Saved items from a collection
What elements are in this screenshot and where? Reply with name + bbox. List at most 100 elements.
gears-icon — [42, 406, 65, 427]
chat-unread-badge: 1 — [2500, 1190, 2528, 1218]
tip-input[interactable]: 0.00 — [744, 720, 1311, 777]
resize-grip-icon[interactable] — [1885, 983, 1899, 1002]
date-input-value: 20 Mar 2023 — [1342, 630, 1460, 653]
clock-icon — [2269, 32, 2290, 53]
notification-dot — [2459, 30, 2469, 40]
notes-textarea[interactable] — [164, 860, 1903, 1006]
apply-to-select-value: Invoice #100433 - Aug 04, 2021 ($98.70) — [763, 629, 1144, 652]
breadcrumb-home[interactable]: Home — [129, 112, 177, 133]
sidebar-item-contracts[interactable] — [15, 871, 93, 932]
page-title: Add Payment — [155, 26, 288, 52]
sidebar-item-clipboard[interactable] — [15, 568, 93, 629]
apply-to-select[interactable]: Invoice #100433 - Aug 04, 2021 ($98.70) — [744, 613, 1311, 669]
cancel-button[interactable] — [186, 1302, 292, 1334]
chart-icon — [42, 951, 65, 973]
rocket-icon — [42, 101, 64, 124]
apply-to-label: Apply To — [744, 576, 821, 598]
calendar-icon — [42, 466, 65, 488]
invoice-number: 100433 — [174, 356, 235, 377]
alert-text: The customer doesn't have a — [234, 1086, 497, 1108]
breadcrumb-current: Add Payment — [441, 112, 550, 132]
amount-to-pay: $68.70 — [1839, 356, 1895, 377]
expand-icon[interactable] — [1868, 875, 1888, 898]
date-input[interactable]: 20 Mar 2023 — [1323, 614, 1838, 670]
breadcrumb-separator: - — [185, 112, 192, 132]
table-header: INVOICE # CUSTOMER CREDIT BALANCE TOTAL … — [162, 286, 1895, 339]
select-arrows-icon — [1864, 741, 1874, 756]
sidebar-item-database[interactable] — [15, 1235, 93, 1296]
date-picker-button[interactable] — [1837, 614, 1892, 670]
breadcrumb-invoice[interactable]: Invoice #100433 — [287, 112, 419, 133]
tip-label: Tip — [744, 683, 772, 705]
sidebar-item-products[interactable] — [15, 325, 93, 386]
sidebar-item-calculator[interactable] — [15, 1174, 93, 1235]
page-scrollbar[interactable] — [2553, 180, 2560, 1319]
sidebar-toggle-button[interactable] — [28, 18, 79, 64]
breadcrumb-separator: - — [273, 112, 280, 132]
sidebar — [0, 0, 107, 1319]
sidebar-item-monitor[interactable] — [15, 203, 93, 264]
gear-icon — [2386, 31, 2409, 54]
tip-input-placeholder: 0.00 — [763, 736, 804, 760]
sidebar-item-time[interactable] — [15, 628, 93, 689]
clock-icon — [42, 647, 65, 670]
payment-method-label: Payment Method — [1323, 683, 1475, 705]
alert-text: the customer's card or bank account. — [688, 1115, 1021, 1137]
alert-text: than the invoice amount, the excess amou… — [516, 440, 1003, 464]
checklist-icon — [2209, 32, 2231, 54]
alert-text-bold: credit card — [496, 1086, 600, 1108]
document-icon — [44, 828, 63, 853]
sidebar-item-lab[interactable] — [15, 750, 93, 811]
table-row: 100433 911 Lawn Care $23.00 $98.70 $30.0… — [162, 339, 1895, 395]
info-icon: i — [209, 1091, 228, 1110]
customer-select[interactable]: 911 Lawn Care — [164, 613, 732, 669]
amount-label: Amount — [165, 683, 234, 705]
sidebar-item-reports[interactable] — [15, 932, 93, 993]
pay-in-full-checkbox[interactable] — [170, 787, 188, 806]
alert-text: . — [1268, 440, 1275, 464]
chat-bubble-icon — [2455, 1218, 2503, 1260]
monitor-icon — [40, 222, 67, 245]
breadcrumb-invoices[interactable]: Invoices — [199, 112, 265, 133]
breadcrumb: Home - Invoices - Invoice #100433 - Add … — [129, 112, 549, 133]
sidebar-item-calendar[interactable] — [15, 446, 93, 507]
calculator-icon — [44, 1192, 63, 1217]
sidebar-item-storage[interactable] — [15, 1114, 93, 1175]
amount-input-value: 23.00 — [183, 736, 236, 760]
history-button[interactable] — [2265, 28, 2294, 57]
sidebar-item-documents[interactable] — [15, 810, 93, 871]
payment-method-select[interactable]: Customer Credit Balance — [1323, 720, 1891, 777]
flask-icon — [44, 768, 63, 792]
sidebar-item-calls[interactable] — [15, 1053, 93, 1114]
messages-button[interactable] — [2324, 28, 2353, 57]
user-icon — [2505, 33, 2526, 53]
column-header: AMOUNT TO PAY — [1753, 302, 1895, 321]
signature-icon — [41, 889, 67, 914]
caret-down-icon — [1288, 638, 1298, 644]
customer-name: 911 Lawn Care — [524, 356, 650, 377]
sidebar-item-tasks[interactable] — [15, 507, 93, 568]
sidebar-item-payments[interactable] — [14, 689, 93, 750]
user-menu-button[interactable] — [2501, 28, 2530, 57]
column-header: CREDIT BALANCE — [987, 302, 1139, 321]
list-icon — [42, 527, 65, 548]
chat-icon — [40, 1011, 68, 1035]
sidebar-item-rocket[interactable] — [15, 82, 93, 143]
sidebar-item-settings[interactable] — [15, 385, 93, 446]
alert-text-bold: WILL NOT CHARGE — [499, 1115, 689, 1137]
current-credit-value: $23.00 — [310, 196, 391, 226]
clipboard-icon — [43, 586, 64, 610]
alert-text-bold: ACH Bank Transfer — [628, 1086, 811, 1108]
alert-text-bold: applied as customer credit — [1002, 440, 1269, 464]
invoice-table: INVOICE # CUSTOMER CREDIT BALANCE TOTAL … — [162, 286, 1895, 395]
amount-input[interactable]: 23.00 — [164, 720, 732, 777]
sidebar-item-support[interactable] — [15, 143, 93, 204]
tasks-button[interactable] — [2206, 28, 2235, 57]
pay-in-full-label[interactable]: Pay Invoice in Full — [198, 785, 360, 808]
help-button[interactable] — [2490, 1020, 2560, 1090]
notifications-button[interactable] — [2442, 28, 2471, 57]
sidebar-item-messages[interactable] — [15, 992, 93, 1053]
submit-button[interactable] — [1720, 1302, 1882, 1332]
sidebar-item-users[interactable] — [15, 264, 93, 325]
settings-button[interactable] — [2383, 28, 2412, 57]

## EXERCISE
Pick out every line in the items above that contains the string "tasks", and copy each one in full.

## ANSWER TO THIS PROBLEM
sidebar-item-tasks[interactable] — [15, 507, 93, 568]
tasks-button[interactable] — [2206, 28, 2235, 57]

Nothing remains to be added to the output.